Leave out every picture, then transcribe the rest of the listing exactly.

■ Saved entries ■
★ ★ ★ ★ ★

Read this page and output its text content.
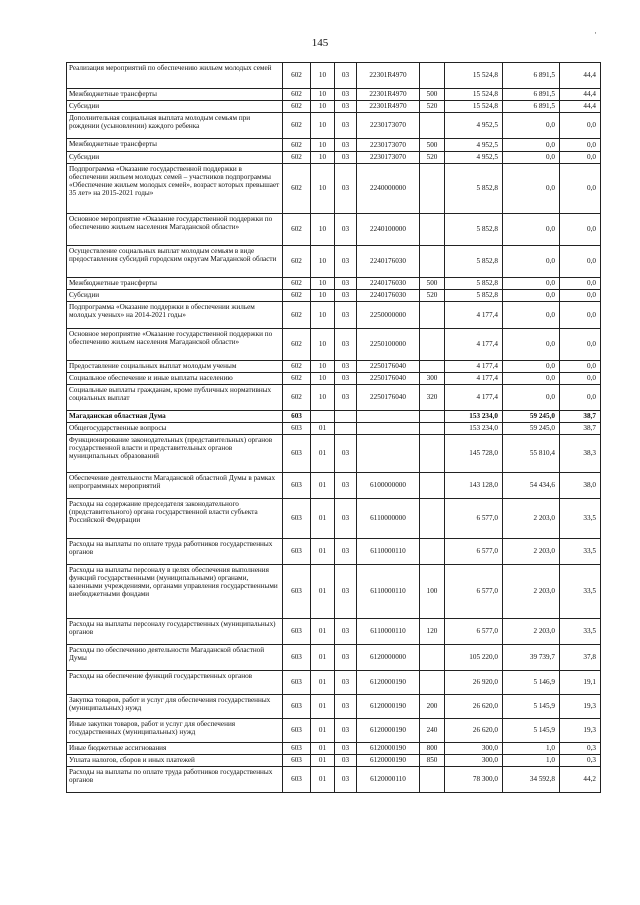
145
·
Реализация мероприятий по обеспечению жильем молодых семей	602	10	03	22301R4970		15 524,8	6 891,5	44,4
Межбюджетные трансферты	602	10	03	22301R4970	500	15 524,8	6 891,5	44,4
Субсидии	602	10	03	22301R4970	520	15 524,8	6 891,5	44,4
Дополнительная социальная выплата молодым семьям при рождении (усыновлении) каждого ребенка	602	10	03	2230173070		4 952,5	0,0	0,0
Межбюджетные трансферты	602	10	03	2230173070	500	4 952,5	0,0	0,0
Субсидии	602	10	03	2230173070	520	4 952,5	0,0	0,0
Подпрограмма «Оказание государственной поддержки в обеспечении жильем молодых семей – участников подпрограммы «Обеспечение жильем молодых семей», возраст которых превышает 35 лет» на 2015-2021 годы»	602	10	03	2240000000		5 852,8	0,0	0,0
Основное мероприятие «Оказание государственной поддержки по обеспечению жильем населения Магаданской области»	602	10	03	2240100000		5 852,8	0,0	0,0
Осуществление социальных выплат молодым семьям в виде предоставления субсидий городским округам Магаданской области	602	10	03	2240176030		5 852,8	0,0	0,0
Межбюджетные трансферты	602	10	03	2240176030	500	5 852,8	0,0	0,0
Субсидии	602	10	03	2240176030	520	5 852,8	0,0	0,0
Подпрограмма «Оказание поддержки в обеспечении жильем молодых ученых» на 2014-2021 годы»	602	10	03	2250000000		4 177,4	0,0	0,0
Основное мероприятие «Оказание государственной поддержки по обеспечению жильем населения Магаданской области»	602	10	03	2250100000		4 177,4	0,0	0,0
Предоставление социальных выплат молодым ученым	602	10	03	2250176040		4 177,4	0,0	0,0
Социальное обеспечение и иные выплаты населению	602	10	03	2250176040	300	4 177,4	0,0	0,0
Социальные выплаты гражданам, кроме публичных нормативных социальных выплат	602	10	03	2250176040	320	4 177,4	0,0	0,0
Магаданская областная Дума	603					153 234,0	59 245,0	38,7
Общегосударственные вопросы	603	01				153 234,0	59 245,0	38,7
Функционирование законодательных (представительных) органов государственной власти и представительных органов муниципальных образований	603	01	03			145 728,0	55 810,4	38,3
Обеспечение деятельности Магаданской областной Думы в рамках непрограммных мероприятий	603	01	03	6100000000		143 128,0	54 434,6	38,0
Расходы на содержание председателя законодательного (представительного) органа государственной власти субъекта Российской Федерации	603	01	03	6110000000		6 577,0	2 203,0	33,5
Расходы на выплаты по оплате труда работников государственных органов	603	01	03	6110000110		6 577,0	2 203,0	33,5
Расходы на выплаты персоналу в целях обеспечения выполнения функций государственными (муниципальными) органами, казенными учреждениями, органами управления государственными внебюджетными фондами	603	01	03	6110000110	100	6 577,0	2 203,0	33,5
Расходы на выплаты персоналу государственных (муниципальных) органов	603	01	03	6110000110	120	6 577,0	2 203,0	33,5
Расходы по обеспечению деятельности Магаданской областной Думы	603	01	03	6120000000		105 220,0	39 739,7	37,8
Расходы на обеспечение функций государственных органов	603	01	03	6120000190		26 920,0	5 146,9	19,1
Закупка товаров, работ и услуг для обеспечения государственных (муниципальных) нужд	603	01	03	6120000190	200	26 620,0	5 145,9	19,3
Иные закупки товаров, работ и услуг для обеспечения государственных (муниципальных) нужд	603	01	03	6120000190	240	26 620,0	5 145,9	19,3
Иные бюджетные ассигнования	603	01	03	6120000190	800	300,0	1,0	0,3
Уплата налогов, сборов и иных платежей	603	01	03	6120000190	850	300,0	1,0	0,3
Расходы на выплаты по оплате труда работников государственных органов	603	01	03	6120000110		78 300,0	34 592,8	44,2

★ ★ ★ ★ ★

■ Output below ■
Read this page and output its text content.
145
·
Реализация мероприятий по обеспечению жильем молодых семей	602	10	03	22301R4970		15 524,8	6 891,5	44,4
Межбюджетные трансферты	602	10	03	22301R4970	500	15 524,8	6 891,5	44,4
Субсидии	602	10	03	22301R4970	520	15 524,8	6 891,5	44,4
Дополнительная социальная выплата молодым семьям при рождении (усыновлении) каждого ребенка	602	10	03	2230173070		4 952,5	0,0	0,0
Межбюджетные трансферты	602	10	03	2230173070	500	4 952,5	0,0	0,0
Субсидии	602	10	03	2230173070	520	4 952,5	0,0	0,0
Подпрограмма «Оказание государственной поддержки в обеспечении жильем молодых семей – участников подпрограммы «Обеспечение жильем молодых семей», возраст которых превышает 35 лет» на 2015-2021 годы»	602	10	03	2240000000		5 852,8	0,0	0,0
Основное мероприятие «Оказание государственной поддержки по обеспечению жильем населения Магаданской области»	602	10	03	2240100000		5 852,8	0,0	0,0
Осуществление социальных выплат молодым семьям в виде предоставления субсидий городским округам Магаданской области	602	10	03	2240176030		5 852,8	0,0	0,0
Межбюджетные трансферты	602	10	03	2240176030	500	5 852,8	0,0	0,0
Субсидии	602	10	03	2240176030	520	5 852,8	0,0	0,0
Подпрограмма «Оказание поддержки в обеспечении жильем молодых ученых» на 2014-2021 годы»	602	10	03	2250000000		4 177,4	0,0	0,0
Основное мероприятие «Оказание государственной поддержки по обеспечению жильем населения Магаданской области»	602	10	03	2250100000		4 177,4	0,0	0,0
Предоставление социальных выплат молодым ученым	602	10	03	2250176040		4 177,4	0,0	0,0
Социальное обеспечение и иные выплаты населению	602	10	03	2250176040	300	4 177,4	0,0	0,0
Социальные выплаты гражданам, кроме публичных нормативных социальных выплат	602	10	03	2250176040	320	4 177,4	0,0	0,0
Магаданская областная Дума	603					153 234,0	59 245,0	38,7
Общегосударственные вопросы	603	01				153 234,0	59 245,0	38,7
Функционирование законодательных (представительных) органов государственной власти и представительных органов муниципальных образований	603	01	03			145 728,0	55 810,4	38,3
Обеспечение деятельности Магаданской областной Думы в рамках непрограммных мероприятий	603	01	03	6100000000		143 128,0	54 434,6	38,0
Расходы на содержание председателя законодательного (представительного) органа государственной власти субъекта Российской Федерации	603	01	03	6110000000		6 577,0	2 203,0	33,5
Расходы на выплаты по оплате труда работников государственных органов	603	01	03	6110000110		6 577,0	2 203,0	33,5
Расходы на выплаты персоналу в целях обеспечения выполнения функций государственными (муниципальными) органами, казенными учреждениями, органами управления государственными внебюджетными фондами	603	01	03	6110000110	100	6 577,0	2 203,0	33,5
Расходы на выплаты персоналу государственных (муниципальных) органов	603	01	03	6110000110	120	6 577,0	2 203,0	33,5
Расходы по обеспечению деятельности Магаданской областной Думы	603	01	03	6120000000		105 220,0	39 739,7	37,8
Расходы на обеспечение функций государственных органов	603	01	03	6120000190		26 920,0	5 146,9	19,1
Закупка товаров, работ и услуг для обеспечения государственных (муниципальных) нужд	603	01	03	6120000190	200	26 620,0	5 145,9	19,3
Иные закупки товаров, работ и услуг для обеспечения государственных (муниципальных) нужд	603	01	03	6120000190	240	26 620,0	5 145,9	19,3
Иные бюджетные ассигнования	603	01	03	6120000190	800	300,0	1,0	0,3
Уплата налогов, сборов и иных платежей	603	01	03	6120000190	850	300,0	1,0	0,3
Расходы на выплаты по оплате труда работников государственных органов	603	01	03	6120000110		78 300,0	34 592,8	44,2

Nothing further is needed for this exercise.